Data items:
## Start

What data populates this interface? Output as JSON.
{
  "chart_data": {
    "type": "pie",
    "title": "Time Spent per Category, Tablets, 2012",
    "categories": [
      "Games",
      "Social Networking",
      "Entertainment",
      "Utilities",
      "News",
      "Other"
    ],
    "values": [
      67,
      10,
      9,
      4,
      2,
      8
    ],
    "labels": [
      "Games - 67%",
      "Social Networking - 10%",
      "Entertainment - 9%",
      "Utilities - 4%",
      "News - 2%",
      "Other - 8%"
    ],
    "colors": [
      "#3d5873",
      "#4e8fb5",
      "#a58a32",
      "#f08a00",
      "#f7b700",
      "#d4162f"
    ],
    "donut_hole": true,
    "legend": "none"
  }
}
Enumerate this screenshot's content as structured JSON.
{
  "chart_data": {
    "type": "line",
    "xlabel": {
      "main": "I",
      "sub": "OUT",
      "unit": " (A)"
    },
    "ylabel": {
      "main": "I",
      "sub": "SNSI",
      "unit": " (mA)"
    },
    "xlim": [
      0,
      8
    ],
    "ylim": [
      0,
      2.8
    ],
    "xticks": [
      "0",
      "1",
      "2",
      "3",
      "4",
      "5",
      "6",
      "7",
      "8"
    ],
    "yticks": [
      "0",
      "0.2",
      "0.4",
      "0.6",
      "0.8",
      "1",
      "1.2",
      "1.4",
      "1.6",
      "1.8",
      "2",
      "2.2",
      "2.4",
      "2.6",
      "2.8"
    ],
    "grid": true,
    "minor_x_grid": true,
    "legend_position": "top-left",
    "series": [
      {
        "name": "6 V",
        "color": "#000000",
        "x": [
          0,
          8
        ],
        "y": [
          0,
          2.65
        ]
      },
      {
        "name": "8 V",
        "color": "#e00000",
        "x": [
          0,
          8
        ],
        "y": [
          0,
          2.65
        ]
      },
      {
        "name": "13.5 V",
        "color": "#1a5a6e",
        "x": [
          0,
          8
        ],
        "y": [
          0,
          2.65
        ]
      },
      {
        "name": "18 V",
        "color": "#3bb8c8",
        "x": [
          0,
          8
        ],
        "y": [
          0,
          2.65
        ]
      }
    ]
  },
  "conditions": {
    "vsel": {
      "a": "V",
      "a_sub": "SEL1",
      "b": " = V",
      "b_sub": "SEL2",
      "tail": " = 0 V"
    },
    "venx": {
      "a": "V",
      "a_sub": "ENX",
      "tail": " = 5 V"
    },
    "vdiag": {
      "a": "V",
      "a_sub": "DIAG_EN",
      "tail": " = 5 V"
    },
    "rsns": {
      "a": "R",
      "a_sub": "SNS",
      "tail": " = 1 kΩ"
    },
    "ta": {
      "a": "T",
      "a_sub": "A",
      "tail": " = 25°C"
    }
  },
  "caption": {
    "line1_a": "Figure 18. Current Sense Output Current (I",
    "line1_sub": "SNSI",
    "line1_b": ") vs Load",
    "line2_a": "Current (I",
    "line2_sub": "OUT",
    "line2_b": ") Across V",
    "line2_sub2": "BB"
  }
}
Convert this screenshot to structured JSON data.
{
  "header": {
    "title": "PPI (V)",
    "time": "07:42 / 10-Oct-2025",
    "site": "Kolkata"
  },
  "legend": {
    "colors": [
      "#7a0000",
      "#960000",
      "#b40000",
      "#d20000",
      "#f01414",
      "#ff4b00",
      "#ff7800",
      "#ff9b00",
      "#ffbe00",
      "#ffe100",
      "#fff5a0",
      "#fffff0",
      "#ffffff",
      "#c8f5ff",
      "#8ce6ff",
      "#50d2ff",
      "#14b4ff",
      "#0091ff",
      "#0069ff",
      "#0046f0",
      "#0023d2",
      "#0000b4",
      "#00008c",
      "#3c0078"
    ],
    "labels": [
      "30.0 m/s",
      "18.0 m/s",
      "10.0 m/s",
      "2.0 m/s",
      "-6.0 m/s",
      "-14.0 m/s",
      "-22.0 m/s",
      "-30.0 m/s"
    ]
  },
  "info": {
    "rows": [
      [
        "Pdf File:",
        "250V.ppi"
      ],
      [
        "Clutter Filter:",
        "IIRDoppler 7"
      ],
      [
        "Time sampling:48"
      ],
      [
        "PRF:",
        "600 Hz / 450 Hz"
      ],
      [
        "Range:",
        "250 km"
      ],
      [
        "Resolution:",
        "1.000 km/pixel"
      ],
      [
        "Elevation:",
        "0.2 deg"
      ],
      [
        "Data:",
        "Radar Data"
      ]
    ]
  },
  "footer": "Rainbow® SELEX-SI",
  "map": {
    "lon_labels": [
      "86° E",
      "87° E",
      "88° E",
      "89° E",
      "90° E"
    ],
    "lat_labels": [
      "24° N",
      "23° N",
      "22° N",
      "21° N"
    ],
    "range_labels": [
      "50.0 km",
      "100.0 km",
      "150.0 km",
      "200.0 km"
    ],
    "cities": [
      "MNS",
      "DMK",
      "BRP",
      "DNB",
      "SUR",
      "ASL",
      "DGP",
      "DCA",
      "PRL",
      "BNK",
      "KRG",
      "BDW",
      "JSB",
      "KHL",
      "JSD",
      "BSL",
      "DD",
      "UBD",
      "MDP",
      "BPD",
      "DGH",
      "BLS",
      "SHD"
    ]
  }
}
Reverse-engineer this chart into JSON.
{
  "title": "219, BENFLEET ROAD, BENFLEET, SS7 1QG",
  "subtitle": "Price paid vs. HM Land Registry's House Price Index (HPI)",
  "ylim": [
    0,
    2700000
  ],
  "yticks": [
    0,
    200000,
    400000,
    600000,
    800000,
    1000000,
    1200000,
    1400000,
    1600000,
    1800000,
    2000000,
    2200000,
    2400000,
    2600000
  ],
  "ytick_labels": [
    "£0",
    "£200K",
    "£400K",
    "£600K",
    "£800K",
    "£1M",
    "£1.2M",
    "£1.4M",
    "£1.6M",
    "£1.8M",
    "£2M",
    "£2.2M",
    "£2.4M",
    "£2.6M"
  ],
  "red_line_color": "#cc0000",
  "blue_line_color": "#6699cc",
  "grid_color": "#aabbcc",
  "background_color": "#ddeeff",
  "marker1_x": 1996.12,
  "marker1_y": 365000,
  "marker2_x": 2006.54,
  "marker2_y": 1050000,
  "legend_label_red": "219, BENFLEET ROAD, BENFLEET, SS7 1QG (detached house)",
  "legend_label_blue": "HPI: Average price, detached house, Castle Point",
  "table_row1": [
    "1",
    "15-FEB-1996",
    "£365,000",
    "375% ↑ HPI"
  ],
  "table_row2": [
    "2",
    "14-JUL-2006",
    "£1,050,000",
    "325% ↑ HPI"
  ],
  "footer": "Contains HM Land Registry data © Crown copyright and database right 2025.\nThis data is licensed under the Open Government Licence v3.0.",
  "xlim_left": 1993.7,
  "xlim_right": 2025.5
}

## End

Above are entries; state the number of lines among them that contain "Land", and nothing else.

→ **Exercise response**:
2